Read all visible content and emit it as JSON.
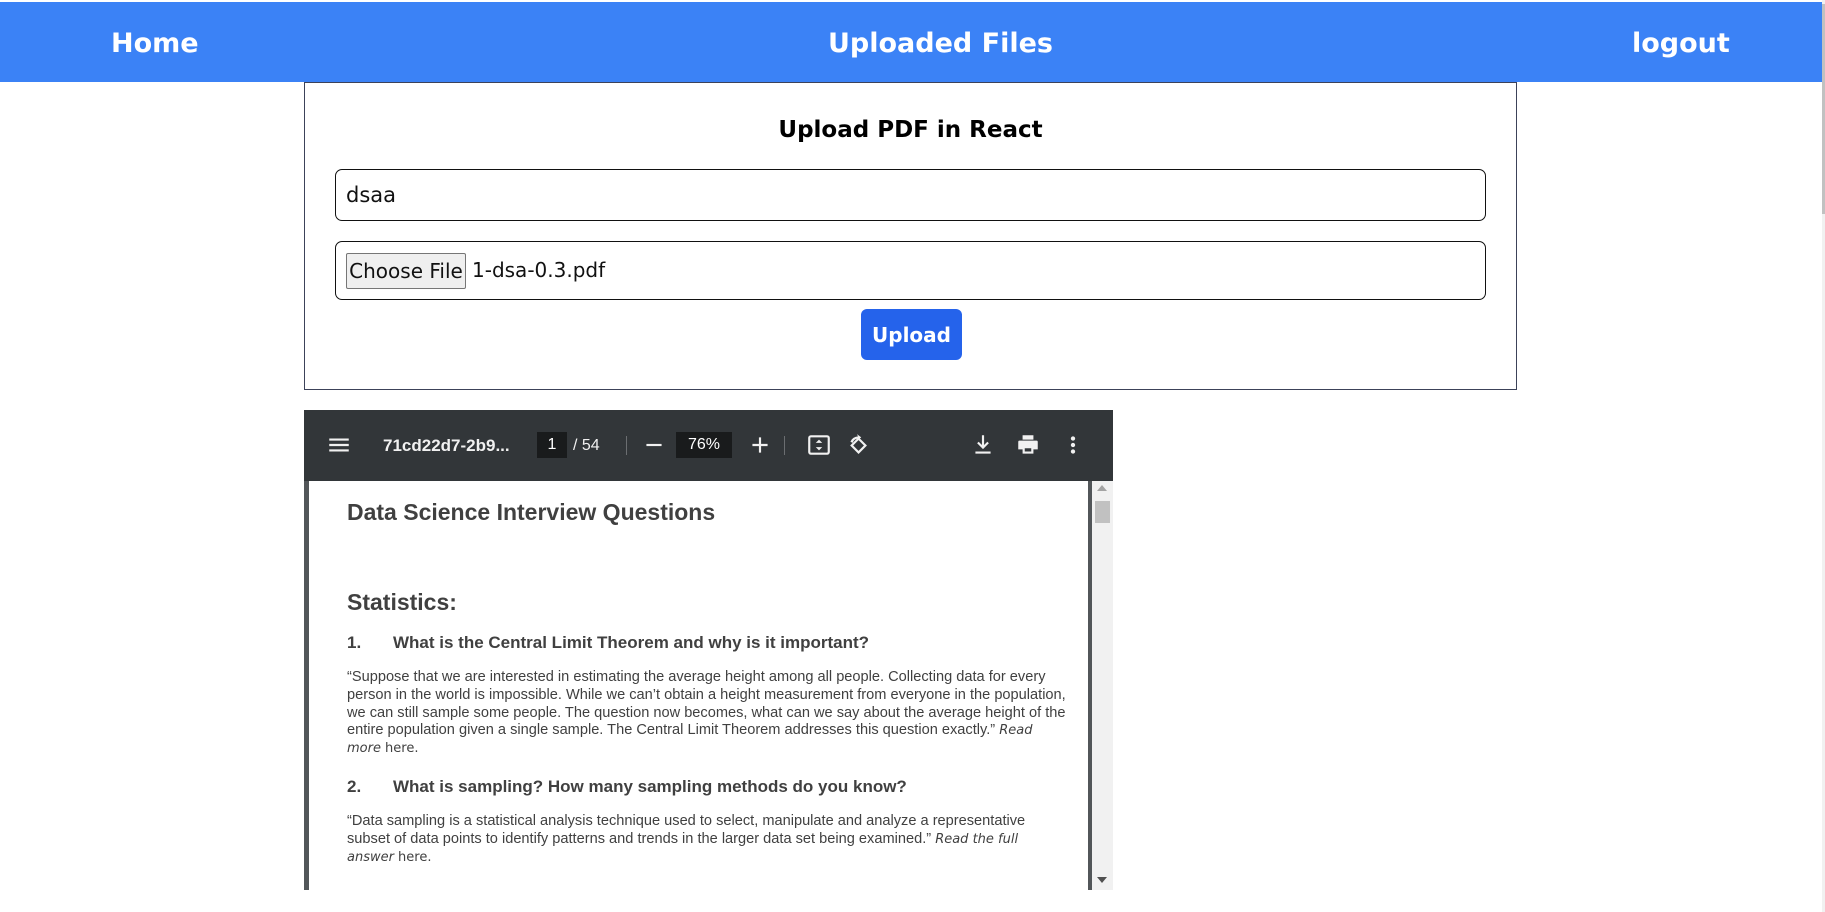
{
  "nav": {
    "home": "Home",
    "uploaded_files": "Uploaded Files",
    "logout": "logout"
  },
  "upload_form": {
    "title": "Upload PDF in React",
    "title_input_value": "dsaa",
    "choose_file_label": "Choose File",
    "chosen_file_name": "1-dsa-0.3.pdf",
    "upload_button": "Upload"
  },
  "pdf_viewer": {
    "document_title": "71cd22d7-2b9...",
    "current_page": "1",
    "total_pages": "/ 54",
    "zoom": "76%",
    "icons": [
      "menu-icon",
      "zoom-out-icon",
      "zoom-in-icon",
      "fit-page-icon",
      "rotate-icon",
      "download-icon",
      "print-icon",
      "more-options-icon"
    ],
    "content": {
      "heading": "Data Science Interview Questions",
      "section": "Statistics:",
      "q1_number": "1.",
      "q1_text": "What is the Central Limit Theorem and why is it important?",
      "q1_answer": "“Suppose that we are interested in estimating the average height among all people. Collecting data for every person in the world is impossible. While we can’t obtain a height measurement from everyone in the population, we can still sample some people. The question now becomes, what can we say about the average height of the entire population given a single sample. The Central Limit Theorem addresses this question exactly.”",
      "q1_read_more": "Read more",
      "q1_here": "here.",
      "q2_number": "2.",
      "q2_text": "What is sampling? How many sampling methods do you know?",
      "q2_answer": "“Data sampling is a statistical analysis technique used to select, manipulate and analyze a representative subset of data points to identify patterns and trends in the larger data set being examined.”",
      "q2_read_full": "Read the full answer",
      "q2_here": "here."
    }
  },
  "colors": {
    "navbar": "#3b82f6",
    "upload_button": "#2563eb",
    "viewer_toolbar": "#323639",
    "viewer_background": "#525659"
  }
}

_ _ _ _ _ _ _

• _Work instructions_
In your copy of the records, include no pictures; repeat everything else exactly.

• _The output_
Read all visible content and emit it as JSON.
{
  "nav": {
    "home": "Home",
    "uploaded_files": "Uploaded Files",
    "logout": "logout"
  },
  "upload_form": {
    "title": "Upload PDF in React",
    "title_input_value": "dsaa",
    "choose_file_label": "Choose File",
    "chosen_file_name": "1-dsa-0.3.pdf",
    "upload_button": "Upload"
  },
  "pdf_viewer": {
    "document_title": "71cd22d7-2b9...",
    "current_page": "1",
    "total_pages": "/ 54",
    "zoom": "76%",
    "icons": [
      "menu-icon",
      "zoom-out-icon",
      "zoom-in-icon",
      "fit-page-icon",
      "rotate-icon",
      "download-icon",
      "print-icon",
      "more-options-icon"
    ],
    "content": {
      "heading": "Data Science Interview Questions",
      "section": "Statistics:",
      "q1_number": "1.",
      "q1_text": "What is the Central Limit Theorem and why is it important?",
      "q1_answer": "“Suppose that we are interested in estimating the average height among all people. Collecting data for every person in the world is impossible. While we can’t obtain a height measurement from everyone in the population, we can still sample some people. The question now becomes, what can we say about the average height of the entire population given a single sample. The Central Limit Theorem addresses this question exactly.”",
      "q1_read_more": "Read more",
      "q1_here": "here.",
      "q2_number": "2.",
      "q2_text": "What is sampling? How many sampling methods do you know?",
      "q2_answer": "“Data sampling is a statistical analysis technique used to select, manipulate and analyze a representative subset of data points to identify patterns and trends in the larger data set being examined.”",
      "q2_read_full": "Read the full answer",
      "q2_here": "here."
    }
  },
  "colors": {
    "navbar": "#3b82f6",
    "upload_button": "#2563eb",
    "viewer_toolbar": "#323639",
    "viewer_background": "#525659"
  }
}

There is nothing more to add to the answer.